> _WRITTEN REQUEST_
Retype every entry exactly, character for character.
** start MATERIAL FOR THIS EXERCISE **
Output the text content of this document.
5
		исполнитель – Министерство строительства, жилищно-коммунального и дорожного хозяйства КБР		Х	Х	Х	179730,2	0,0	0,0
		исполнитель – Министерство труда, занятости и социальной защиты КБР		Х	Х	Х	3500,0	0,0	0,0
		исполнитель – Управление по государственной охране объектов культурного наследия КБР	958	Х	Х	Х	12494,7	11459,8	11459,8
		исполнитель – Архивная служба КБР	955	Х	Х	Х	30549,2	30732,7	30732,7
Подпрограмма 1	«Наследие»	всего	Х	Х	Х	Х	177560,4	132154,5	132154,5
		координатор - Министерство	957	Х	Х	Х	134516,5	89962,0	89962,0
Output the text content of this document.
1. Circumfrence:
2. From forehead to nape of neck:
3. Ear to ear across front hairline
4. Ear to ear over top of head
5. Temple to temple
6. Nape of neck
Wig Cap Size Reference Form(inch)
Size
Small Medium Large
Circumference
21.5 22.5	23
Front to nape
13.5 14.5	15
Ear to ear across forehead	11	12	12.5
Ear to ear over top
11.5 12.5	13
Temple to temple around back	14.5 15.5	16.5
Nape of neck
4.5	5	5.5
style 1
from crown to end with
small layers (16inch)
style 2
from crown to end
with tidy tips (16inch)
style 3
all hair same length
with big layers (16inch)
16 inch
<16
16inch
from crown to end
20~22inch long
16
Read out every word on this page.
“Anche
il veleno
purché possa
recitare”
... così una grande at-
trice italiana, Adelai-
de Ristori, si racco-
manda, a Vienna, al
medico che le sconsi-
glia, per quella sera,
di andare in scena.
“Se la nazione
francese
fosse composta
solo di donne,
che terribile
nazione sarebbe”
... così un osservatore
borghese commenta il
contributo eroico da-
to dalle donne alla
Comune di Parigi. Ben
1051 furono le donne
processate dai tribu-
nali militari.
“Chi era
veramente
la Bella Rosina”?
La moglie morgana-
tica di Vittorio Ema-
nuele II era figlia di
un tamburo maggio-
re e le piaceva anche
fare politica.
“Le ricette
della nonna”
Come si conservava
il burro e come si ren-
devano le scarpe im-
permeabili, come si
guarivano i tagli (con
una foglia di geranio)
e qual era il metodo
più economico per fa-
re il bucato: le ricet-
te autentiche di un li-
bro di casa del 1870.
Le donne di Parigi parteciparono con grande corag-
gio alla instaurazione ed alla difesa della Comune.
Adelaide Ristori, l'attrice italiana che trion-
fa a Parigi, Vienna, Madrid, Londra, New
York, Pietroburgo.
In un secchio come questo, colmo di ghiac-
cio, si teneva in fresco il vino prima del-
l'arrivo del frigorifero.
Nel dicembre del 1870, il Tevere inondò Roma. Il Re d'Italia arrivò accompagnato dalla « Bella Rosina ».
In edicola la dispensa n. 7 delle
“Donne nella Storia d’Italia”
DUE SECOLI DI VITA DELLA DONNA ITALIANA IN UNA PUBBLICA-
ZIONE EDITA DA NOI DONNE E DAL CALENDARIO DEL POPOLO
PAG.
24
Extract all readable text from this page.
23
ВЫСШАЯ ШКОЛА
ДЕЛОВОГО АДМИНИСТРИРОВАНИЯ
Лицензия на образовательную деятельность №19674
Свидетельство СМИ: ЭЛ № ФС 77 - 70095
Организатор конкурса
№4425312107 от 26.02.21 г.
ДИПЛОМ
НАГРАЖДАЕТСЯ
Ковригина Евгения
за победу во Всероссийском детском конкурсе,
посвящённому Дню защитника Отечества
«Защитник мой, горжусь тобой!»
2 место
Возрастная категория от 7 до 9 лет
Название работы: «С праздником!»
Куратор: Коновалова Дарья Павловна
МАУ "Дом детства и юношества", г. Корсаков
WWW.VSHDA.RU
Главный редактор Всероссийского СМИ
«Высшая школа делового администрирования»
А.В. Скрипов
** end MATERIAL FOR THIS EXERCISE **
> _TASK OUTPUT_
Output the text content of this document.
5
		исполнитель – Министерство строительства, жилищно-коммунального и дорожного хозяйства КБР		Х	Х	Х	179730,2	0,0	0,0
		исполнитель – Министерство труда, занятости и социальной защиты КБР		Х	Х	Х	3500,0	0,0	0,0
		исполнитель – Управление по государственной охране объектов культурного наследия КБР	958	Х	Х	Х	12494,7	11459,8	11459,8
		исполнитель – Архивная служба КБР	955	Х	Х	Х	30549,2	30732,7	30732,7
Подпрограмма 1	«Наследие»	всего	Х	Х	Х	Х	177560,4	132154,5	132154,5
		координатор - Министерство	957	Х	Х	Х	134516,5	89962,0	89962,0
Output the text content of this document.
1. Circumfrence:
2. From forehead to nape of neck:
3. Ear to ear across front hairline
4. Ear to ear over top of head
5. Temple to temple
6. Nape of neck
Wig Cap Size Reference Form(inch)
Size
Small Medium Large
Circumference
21.5 22.5	23
Front to nape
13.5 14.5	15
Ear to ear across forehead	11	12	12.5
Ear to ear over top
11.5 12.5	13
Temple to temple around back	14.5 15.5	16.5
Nape of neck
4.5	5	5.5
style 1
from crown to end with
small layers (16inch)
style 2
from crown to end
with tidy tips (16inch)
style 3
all hair same length
with big layers (16inch)
16 inch
<16
16inch
from crown to end
20~22inch long
16
Read out every word on this page.
“Anche
il veleno
purché possa
recitare”
... così una grande at-
trice italiana, Adelai-
de Ristori, si racco-
manda, a Vienna, al
medico che le sconsi-
glia, per quella sera,
di andare in scena.
“Se la nazione
francese
fosse composta
solo di donne,
che terribile
nazione sarebbe”
... così un osservatore
borghese commenta il
contributo eroico da-
to dalle donne alla
Comune di Parigi. Ben
1051 furono le donne
processate dai tribu-
nali militari.
“Chi era
veramente
la Bella Rosina”?
La moglie morgana-
tica di Vittorio Ema-
nuele II era figlia di
un tamburo maggio-
re e le piaceva anche
fare politica.
“Le ricette
della nonna”
Come si conservava
il burro e come si ren-
devano le scarpe im-
permeabili, come si
guarivano i tagli (con
una foglia di geranio)
e qual era il metodo
più economico per fa-
re il bucato: le ricet-
te autentiche di un li-
bro di casa del 1870.
Le donne di Parigi parteciparono con grande corag-
gio alla instaurazione ed alla difesa della Comune.
Adelaide Ristori, l'attrice italiana che trion-
fa a Parigi, Vienna, Madrid, Londra, New
York, Pietroburgo.
In un secchio come questo, colmo di ghiac-
cio, si teneva in fresco il vino prima del-
l'arrivo del frigorifero.
Nel dicembre del 1870, il Tevere inondò Roma. Il Re d'Italia arrivò accompagnato dalla « Bella Rosina ».
In edicola la dispensa n. 7 delle
“Donne nella Storia d’Italia”
DUE SECOLI DI VITA DELLA DONNA ITALIANA IN UNA PUBBLICA-
ZIONE EDITA DA NOI DONNE E DAL CALENDARIO DEL POPOLO
PAG.
24
Extract all readable text from this page.
23
ВЫСШАЯ ШКОЛА
ДЕЛОВОГО АДМИНИСТРИРОВАНИЯ
Лицензия на образовательную деятельность №19674
Свидетельство СМИ: ЭЛ № ФС 77 - 70095
Организатор конкурса
№4425312107 от 26.02.21 г.
ДИПЛОМ
НАГРАЖДАЕТСЯ
Ковригина Евгения
за победу во Всероссийском детском конкурсе,
посвящённому Дню защитника Отечества
«Защитник мой, горжусь тобой!»
2 место
Возрастная категория от 7 до 9 лет
Название работы: «С праздником!»
Куратор: Коновалова Дарья Павловна
МАУ "Дом детства и юношества", г. Корсаков
WWW.VSHDA.RU
Главный редактор Всероссийского СМИ
«Высшая школа делового администрирования»
А.В. Скрипов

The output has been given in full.